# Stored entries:
·····
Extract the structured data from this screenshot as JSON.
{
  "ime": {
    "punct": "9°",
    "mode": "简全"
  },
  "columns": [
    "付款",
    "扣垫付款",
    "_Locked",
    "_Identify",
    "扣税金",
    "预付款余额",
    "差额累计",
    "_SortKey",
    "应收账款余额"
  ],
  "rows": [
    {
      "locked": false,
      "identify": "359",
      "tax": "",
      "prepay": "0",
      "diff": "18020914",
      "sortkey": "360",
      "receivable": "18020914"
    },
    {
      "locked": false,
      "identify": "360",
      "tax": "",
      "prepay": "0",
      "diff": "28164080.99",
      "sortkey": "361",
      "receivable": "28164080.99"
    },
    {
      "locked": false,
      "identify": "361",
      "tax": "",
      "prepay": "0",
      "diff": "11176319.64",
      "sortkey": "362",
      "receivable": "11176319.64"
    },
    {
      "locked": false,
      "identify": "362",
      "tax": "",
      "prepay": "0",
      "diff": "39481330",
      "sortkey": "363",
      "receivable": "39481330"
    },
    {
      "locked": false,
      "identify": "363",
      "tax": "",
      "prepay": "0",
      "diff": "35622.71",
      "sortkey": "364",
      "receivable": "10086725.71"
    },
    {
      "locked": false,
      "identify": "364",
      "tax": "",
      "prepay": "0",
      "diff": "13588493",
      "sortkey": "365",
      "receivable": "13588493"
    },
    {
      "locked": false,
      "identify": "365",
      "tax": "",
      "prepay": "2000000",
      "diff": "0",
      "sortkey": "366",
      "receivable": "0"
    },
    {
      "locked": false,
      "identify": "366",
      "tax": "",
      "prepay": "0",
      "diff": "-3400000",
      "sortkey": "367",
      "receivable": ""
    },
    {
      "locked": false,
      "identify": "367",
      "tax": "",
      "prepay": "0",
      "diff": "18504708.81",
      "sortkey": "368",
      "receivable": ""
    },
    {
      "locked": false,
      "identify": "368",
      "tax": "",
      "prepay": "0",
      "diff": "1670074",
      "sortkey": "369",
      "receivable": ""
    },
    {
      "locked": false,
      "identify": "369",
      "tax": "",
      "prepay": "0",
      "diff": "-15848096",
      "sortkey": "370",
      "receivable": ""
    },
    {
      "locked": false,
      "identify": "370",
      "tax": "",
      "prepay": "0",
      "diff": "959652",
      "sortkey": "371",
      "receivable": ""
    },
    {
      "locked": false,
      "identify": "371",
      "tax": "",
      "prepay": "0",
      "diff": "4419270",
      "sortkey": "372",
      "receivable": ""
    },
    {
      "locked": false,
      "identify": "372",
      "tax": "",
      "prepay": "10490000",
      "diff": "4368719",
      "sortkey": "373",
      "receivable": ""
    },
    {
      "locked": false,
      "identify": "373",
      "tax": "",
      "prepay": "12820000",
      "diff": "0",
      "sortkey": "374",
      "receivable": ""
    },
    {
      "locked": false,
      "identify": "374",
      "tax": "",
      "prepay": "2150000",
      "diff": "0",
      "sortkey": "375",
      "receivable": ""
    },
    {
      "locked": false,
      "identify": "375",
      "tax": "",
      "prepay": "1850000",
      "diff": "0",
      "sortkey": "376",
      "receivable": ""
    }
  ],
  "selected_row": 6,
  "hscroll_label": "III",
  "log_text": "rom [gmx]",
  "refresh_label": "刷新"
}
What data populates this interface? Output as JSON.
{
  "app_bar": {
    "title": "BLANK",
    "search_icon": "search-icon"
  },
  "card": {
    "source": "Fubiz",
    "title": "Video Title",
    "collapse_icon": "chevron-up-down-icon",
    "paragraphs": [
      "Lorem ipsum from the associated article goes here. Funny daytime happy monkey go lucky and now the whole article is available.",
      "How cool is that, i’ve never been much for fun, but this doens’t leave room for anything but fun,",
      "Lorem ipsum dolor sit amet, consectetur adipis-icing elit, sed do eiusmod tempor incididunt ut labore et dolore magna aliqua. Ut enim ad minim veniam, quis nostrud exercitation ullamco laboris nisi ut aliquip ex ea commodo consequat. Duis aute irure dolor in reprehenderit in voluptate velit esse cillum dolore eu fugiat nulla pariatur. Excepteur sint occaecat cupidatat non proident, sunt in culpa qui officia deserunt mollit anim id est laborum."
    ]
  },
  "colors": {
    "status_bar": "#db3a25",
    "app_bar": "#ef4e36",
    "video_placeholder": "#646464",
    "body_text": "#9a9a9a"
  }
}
·····
# DESCRIPTION OF THE TASK:
Gather and copy every line of the data in which the string "icon" is found.

# RESULT BELOW:
    "search_icon": "search-icon"
    "collapse_icon": "chevron-up-down-icon",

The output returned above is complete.